Show all lines of the listing that hold the word "历史资讯网".

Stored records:
## begin
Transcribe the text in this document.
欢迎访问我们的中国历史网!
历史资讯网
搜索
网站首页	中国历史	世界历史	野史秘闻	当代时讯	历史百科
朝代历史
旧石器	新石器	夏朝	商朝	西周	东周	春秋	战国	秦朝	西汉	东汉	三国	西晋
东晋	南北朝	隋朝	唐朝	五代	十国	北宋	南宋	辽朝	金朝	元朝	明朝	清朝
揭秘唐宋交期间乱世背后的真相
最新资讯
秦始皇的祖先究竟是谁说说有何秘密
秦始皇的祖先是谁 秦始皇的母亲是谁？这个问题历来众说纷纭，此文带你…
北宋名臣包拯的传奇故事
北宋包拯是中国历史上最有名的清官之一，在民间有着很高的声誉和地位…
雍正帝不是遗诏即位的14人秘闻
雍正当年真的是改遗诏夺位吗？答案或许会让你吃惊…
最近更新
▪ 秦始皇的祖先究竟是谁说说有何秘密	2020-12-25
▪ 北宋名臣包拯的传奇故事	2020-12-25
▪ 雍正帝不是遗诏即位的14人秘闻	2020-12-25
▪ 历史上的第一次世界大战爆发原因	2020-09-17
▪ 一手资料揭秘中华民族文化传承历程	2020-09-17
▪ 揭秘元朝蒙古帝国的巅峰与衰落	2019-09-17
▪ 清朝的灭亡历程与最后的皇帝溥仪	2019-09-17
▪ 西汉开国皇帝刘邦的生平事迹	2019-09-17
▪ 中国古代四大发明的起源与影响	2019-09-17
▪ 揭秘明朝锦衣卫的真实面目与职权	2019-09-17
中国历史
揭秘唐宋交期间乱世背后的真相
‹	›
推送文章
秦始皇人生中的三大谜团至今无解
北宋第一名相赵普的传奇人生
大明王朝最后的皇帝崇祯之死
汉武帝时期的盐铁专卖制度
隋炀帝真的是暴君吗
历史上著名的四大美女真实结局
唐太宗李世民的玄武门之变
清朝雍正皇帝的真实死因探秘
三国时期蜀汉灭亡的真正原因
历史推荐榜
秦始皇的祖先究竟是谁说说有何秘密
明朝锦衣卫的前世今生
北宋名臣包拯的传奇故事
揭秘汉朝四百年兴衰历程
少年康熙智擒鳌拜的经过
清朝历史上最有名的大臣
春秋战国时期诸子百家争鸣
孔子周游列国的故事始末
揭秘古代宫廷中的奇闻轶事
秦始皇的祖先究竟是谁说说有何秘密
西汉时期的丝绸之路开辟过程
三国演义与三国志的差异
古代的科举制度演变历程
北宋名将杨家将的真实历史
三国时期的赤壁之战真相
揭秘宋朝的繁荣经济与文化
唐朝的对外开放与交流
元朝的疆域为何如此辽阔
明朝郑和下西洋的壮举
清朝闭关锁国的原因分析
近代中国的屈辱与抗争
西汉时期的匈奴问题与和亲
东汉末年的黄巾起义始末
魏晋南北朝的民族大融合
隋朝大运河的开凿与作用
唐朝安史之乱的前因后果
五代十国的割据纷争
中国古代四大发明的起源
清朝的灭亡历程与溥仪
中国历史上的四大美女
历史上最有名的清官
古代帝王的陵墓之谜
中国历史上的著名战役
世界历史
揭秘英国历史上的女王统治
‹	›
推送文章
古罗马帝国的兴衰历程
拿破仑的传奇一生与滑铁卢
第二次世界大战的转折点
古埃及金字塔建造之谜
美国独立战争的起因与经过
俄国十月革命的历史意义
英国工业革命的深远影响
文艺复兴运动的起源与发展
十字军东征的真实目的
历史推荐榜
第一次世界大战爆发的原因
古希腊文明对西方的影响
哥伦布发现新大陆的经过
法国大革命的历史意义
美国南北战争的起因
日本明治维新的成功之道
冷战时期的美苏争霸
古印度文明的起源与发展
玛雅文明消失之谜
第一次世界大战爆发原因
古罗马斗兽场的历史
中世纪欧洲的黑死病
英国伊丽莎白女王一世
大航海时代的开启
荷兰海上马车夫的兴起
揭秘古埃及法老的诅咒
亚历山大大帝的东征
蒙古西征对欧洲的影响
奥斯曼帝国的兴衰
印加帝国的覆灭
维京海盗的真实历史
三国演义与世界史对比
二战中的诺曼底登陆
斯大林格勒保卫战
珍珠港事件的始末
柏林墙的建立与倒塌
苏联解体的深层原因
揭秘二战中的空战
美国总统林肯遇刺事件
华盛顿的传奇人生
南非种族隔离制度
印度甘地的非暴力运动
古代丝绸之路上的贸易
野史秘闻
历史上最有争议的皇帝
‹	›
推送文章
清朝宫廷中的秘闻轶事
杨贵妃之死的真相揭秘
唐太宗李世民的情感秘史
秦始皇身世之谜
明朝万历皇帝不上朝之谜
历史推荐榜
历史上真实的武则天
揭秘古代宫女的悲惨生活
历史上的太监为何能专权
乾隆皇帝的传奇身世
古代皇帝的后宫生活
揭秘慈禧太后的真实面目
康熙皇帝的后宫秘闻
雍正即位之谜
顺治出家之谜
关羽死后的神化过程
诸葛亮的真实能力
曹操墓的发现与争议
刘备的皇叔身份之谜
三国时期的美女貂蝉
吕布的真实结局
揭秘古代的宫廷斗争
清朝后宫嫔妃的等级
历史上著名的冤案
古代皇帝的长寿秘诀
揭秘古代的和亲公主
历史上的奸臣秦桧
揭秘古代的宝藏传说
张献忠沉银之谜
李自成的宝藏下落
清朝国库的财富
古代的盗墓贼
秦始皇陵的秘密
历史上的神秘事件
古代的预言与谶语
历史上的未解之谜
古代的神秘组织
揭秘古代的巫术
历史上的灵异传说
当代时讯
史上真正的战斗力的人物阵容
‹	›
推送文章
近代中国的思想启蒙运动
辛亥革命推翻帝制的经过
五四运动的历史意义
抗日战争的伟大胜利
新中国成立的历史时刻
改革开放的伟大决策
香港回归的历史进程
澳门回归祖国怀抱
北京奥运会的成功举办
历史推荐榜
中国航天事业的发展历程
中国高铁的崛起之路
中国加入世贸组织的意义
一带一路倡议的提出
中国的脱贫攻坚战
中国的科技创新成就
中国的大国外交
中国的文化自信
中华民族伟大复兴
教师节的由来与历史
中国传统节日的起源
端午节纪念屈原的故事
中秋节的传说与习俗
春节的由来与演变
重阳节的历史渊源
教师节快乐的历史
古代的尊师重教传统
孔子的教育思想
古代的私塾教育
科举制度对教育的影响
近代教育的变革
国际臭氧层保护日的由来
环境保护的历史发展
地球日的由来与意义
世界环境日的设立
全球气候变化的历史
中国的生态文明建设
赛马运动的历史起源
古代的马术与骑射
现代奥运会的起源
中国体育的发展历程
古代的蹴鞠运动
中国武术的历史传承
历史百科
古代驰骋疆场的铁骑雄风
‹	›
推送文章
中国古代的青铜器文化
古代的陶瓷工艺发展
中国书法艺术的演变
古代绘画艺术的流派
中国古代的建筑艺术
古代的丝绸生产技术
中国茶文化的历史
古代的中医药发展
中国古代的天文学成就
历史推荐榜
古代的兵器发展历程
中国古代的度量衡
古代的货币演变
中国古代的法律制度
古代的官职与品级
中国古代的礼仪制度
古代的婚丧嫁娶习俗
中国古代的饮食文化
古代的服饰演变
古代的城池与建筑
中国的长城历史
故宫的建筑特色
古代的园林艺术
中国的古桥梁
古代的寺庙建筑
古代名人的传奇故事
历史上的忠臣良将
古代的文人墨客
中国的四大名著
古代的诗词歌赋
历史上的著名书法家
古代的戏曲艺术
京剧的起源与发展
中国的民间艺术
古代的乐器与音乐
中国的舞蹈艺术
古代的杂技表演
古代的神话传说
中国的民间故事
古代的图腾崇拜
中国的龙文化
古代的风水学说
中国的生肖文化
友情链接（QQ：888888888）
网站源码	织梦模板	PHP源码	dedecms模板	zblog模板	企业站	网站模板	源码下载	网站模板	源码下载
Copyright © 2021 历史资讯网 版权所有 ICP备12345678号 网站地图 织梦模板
## end
-- Answer --
历史资讯网
Copyright © 2021 历史资讯网 版权所有 ICP备12345678号 网站地图 织梦模板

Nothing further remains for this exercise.